▶ _Task statement_: Copy all the entries word for word, but omit the pictures.
== Data for the task ==
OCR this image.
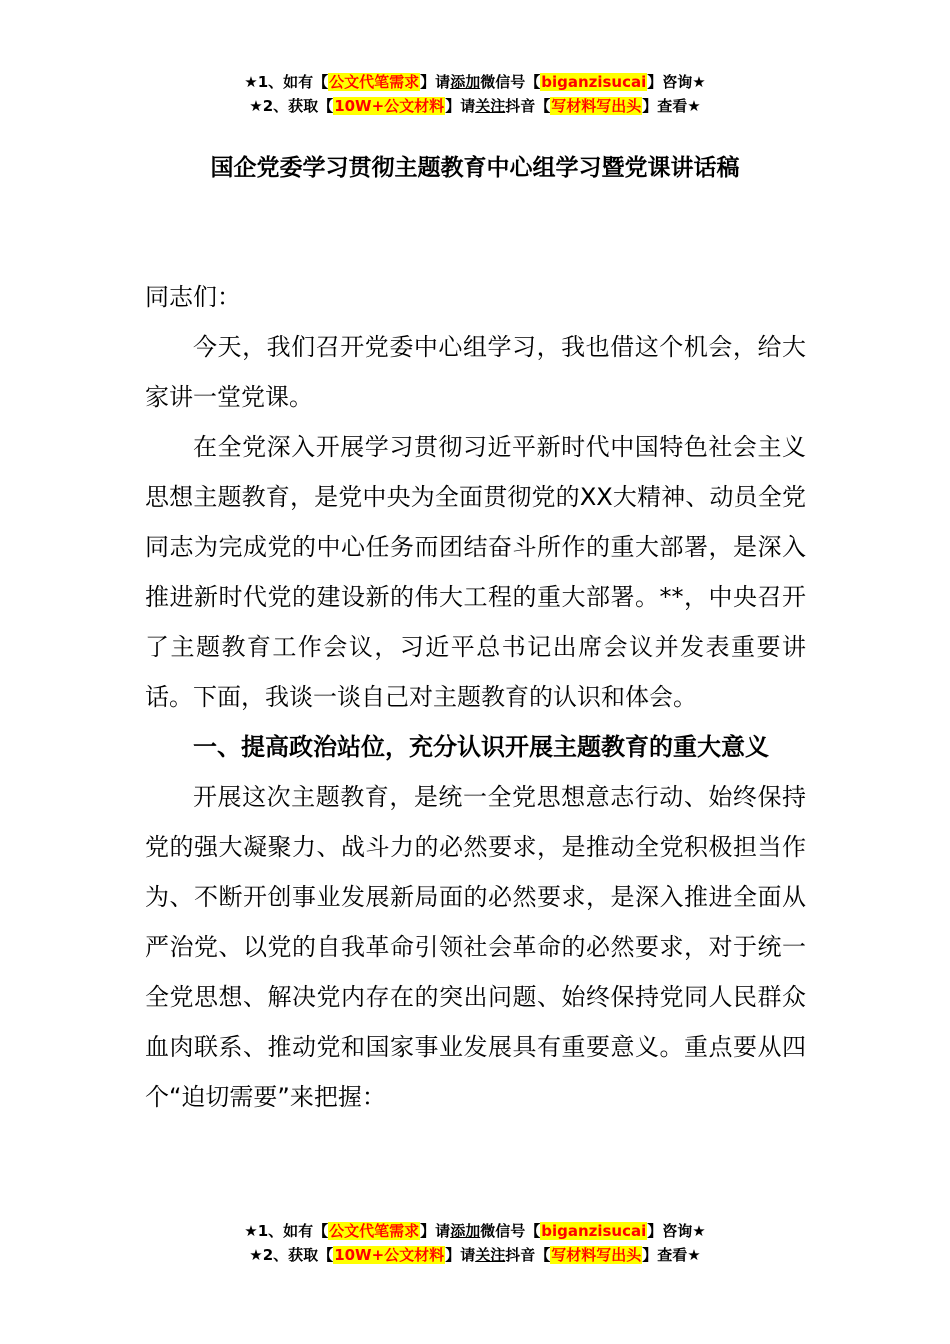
★1、如有【公文代笔需求】请添加微信号【biganzisucai】咨询★
★2、获取【10W+公文材料】请关注抖音【写材料写出头】查看★
国企党委学习贯彻主题教育中心组学习暨党课讲话稿

同志们：

今天，我们召开党委中心组学习，我也借这个机会，给大家讲一堂党课。

在全党深入开展学习贯彻习近平新时代中国特色社会主义思想主题教育，是党中央为全面贯彻党的XX大精神、动员全党同志为完成党的中心任务而团结奋斗所作的重大部署，是深入推进新时代党的建设新的伟大工程的重大部署。**，中央召开了主题教育工作会议，习近平总书记出席会议并发表重要讲话。下面，我谈一谈自己对主题教育的认识和体会。

一、提高政治站位，充分认识开展主题教育的重大意义

开展这次主题教育，是统一全党思想意志行动、始终保持党的强大凝聚力、战斗力的必然要求，是推动全党积极担当作为、不断开创事业发展新局面的必然要求，是深入推进全面从严治党、以党的自我革命引领社会革命的必然要求，对于统一全党思想、解决党内存在的突出问题、始终保持党同人民群众血肉联系、推动党和国家事业发展具有重要意义。重点要从四个“迫切需要”来把握：

★1、如有【公文代笔需求】请添加微信号【biganzisucai】咨询★
★2、获取【10W+公文材料】请关注抖音【写材料写出头】查看★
===
▶ _Worked answer_:
OCR this image.
★1、如有【公文代笔需求】请添加微信号【biganzisucai】咨询★
★2、获取【10W+公文材料】请关注抖音【写材料写出头】查看★
国企党委学习贯彻主题教育中心组学习暨党课讲话稿

同志们：

今天，我们召开党委中心组学习，我也借这个机会，给大家讲一堂党课。

在全党深入开展学习贯彻习近平新时代中国特色社会主义思想主题教育，是党中央为全面贯彻党的XX大精神、动员全党同志为完成党的中心任务而团结奋斗所作的重大部署，是深入推进新时代党的建设新的伟大工程的重大部署。**，中央召开了主题教育工作会议，习近平总书记出席会议并发表重要讲话。下面，我谈一谈自己对主题教育的认识和体会。

一、提高政治站位，充分认识开展主题教育的重大意义

开展这次主题教育，是统一全党思想意志行动、始终保持党的强大凝聚力、战斗力的必然要求，是推动全党积极担当作为、不断开创事业发展新局面的必然要求，是深入推进全面从严治党、以党的自我革命引领社会革命的必然要求，对于统一全党思想、解决党内存在的突出问题、始终保持党同人民群众血肉联系、推动党和国家事业发展具有重要意义。重点要从四个“迫切需要”来把握：

★1、如有【公文代笔需求】请添加微信号【biganzisucai】咨询★
★2、获取【10W+公文材料】请关注抖音【写材料写出头】查看★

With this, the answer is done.